▸ Given exercise
Make an exact transcription of the material, leaving out all images.

[Collected data entries]
<<<<

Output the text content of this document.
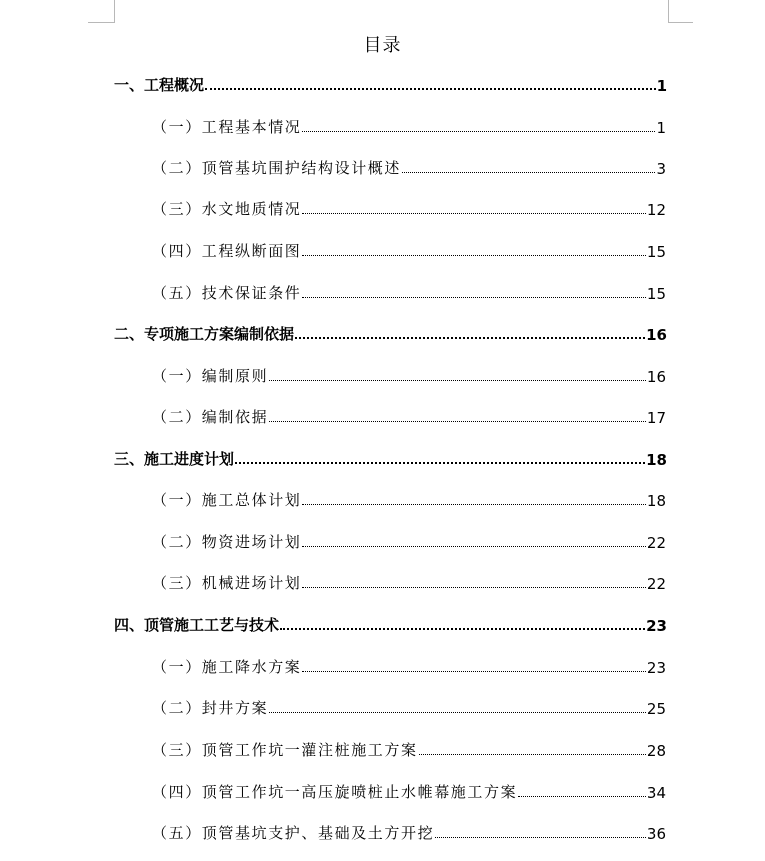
目录
一、工程概况	1
（一）工程基本情况	1
（二）顶管基坑围护结构设计概述	3
（三）水文地质情况	12
（四）工程纵断面图	15
（五）技术保证条件	15
二、专项施工方案编制依据	16
（一）编制原则	16
（二）编制依据	17
三、施工进度计划	18
（一）施工总体计划	18
（二）物资进场计划	22
（三）机械进场计划	22
四、顶管施工工艺与技术	23
（一）施工降水方案	23
（二）封井方案	25
（三）顶管工作坑一灌注桩施工方案	28
（四）顶管工作坑一高压旋喷桩止水帷幕施工方案	34
（五）顶管基坑支护、基础及土方开挖	36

>>>>

▸ Reply to the task
Output the text content of this document.
目录
一、工程概况	1
（一）工程基本情况	1
（二）顶管基坑围护结构设计概述	3
（三）水文地质情况	12
（四）工程纵断面图	15
（五）技术保证条件	15
二、专项施工方案编制依据	16
（一）编制原则	16
（二）编制依据	17
三、施工进度计划	18
（一）施工总体计划	18
（二）物资进场计划	22
（三）机械进场计划	22
四、顶管施工工艺与技术	23
（一）施工降水方案	23
（二）封井方案	25
（三）顶管工作坑一灌注桩施工方案	28
（四）顶管工作坑一高压旋喷桩止水帷幕施工方案	34
（五）顶管基坑支护、基础及土方开挖	36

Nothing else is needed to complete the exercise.